(Stored records)
★ ★ ★ ★

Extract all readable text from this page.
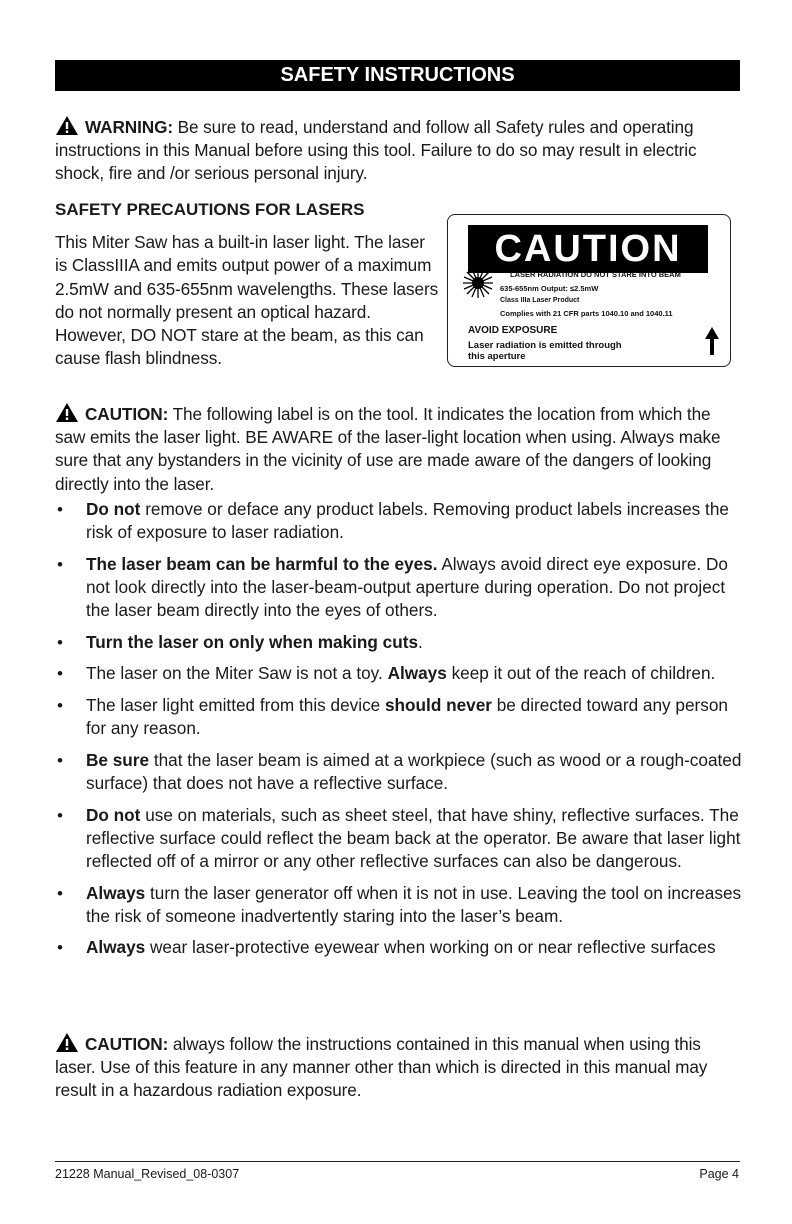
SAFETY INSTRUCTIONS
WARNING: Be sure to read, understand and follow all Safety rules and operating instructions in this Manual before using this tool. Failure to do so may result in electric shock, fire and /or serious personal injury.
SAFETY PRECAUTIONS FOR LASERS
This Miter Saw has a built-in laser light. The laser is ClassIIIA and emits output power of a maximum 2.5mW and 635-655nm wavelengths. These lasers do not normally present an optical hazard. However, DO NOT stare at the beam, as this can cause flash blindness.
CAUTION
LASER RADIATION DO NOT STARE INTO BEAM
635-655nm Output: ≤2.5mW
Class IIIa Laser Product
Complies with 21 CFR parts 1040.10 and 1040.11
AVOID EXPOSURE
Laser radiation is emitted through
this aperture
CAUTION: The following label is on the tool. It indicates the location from which the saw emits the laser light. BE AWARE of the laser-light location when using. Always make sure that any bystanders in the vicinity of use are made aware of the dangers of looking directly into the laser.
• Do not remove or deface any product labels. Removing product labels increases the risk of exposure to laser radiation.
• The laser beam can be harmful to the eyes. Always avoid direct eye exposure. Do not look directly into the laser-beam-output aperture during operation. Do not project the laser beam directly into the eyes of others.
• Turn the laser on only when making cuts.
• The laser on the Miter Saw is not a toy. Always keep it out of the reach of children.
• The laser light emitted from this device should never be directed toward any person for any reason.
• Be sure that the laser beam is aimed at a workpiece (such as wood or a rough-coated surface) that does not have a reflective surface.
• Do not use on materials, such as sheet steel, that have shiny, reflective surfaces. The reflective surface could reflect the beam back at the operator. Be aware that laser light reflected off of a mirror or any other reflective surfaces can also be dangerous.
• Always turn the laser generator off when it is not in use. Leaving the tool on increases the risk of someone inadvertently staring into the laser’s beam.
• Always wear laser-protective eyewear when working on or near reflective surfaces
CAUTION: always follow the instructions contained in this manual when using this laser. Use of this feature in any manner other than which is directed in this manual may result in a hazardous radiation exposure.
21228 Manual_Revised_08-0307	Page 4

★ ★ ★ ★

**Your task:** Without the pictures, retype the whole of the material above exactly.

**Result for this task:**
Extract all readable text from this page.
SAFETY INSTRUCTIONS
WARNING: Be sure to read, understand and follow all Safety rules and operating instructions in this Manual before using this tool. Failure to do so may result in electric shock, fire and /or serious personal injury.
SAFETY PRECAUTIONS FOR LASERS
This Miter Saw has a built-in laser light. The laser is ClassIIIA and emits output power of a maximum 2.5mW and 635-655nm wavelengths. These lasers do not normally present an optical hazard. However, DO NOT stare at the beam, as this can cause flash blindness.
CAUTION
LASER RADIATION DO NOT STARE INTO BEAM
635-655nm Output: ≤2.5mW
Class IIIa Laser Product
Complies with 21 CFR parts 1040.10 and 1040.11
AVOID EXPOSURE
Laser radiation is emitted through
this aperture
CAUTION: The following label is on the tool. It indicates the location from which the saw emits the laser light. BE AWARE of the laser-light location when using. Always make sure that any bystanders in the vicinity of use are made aware of the dangers of looking directly into the laser.
• Do not remove or deface any product labels. Removing product labels increases the risk of exposure to laser radiation.
• The laser beam can be harmful to the eyes. Always avoid direct eye exposure. Do not look directly into the laser-beam-output aperture during operation. Do not project the laser beam directly into the eyes of others.
• Turn the laser on only when making cuts.
• The laser on the Miter Saw is not a toy. Always keep it out of the reach of children.
• The laser light emitted from this device should never be directed toward any person for any reason.
• Be sure that the laser beam is aimed at a workpiece (such as wood or a rough-coated surface) that does not have a reflective surface.
• Do not use on materials, such as sheet steel, that have shiny, reflective surfaces. The reflective surface could reflect the beam back at the operator. Be aware that laser light reflected off of a mirror or any other reflective surfaces can also be dangerous.
• Always turn the laser generator off when it is not in use. Leaving the tool on increases the risk of someone inadvertently staring into the laser’s beam.
• Always wear laser-protective eyewear when working on or near reflective surfaces
CAUTION: always follow the instructions contained in this manual when using this laser. Use of this feature in any manner other than which is directed in this manual may result in a hazardous radiation exposure.
21228 Manual_Revised_08-0307	Page 4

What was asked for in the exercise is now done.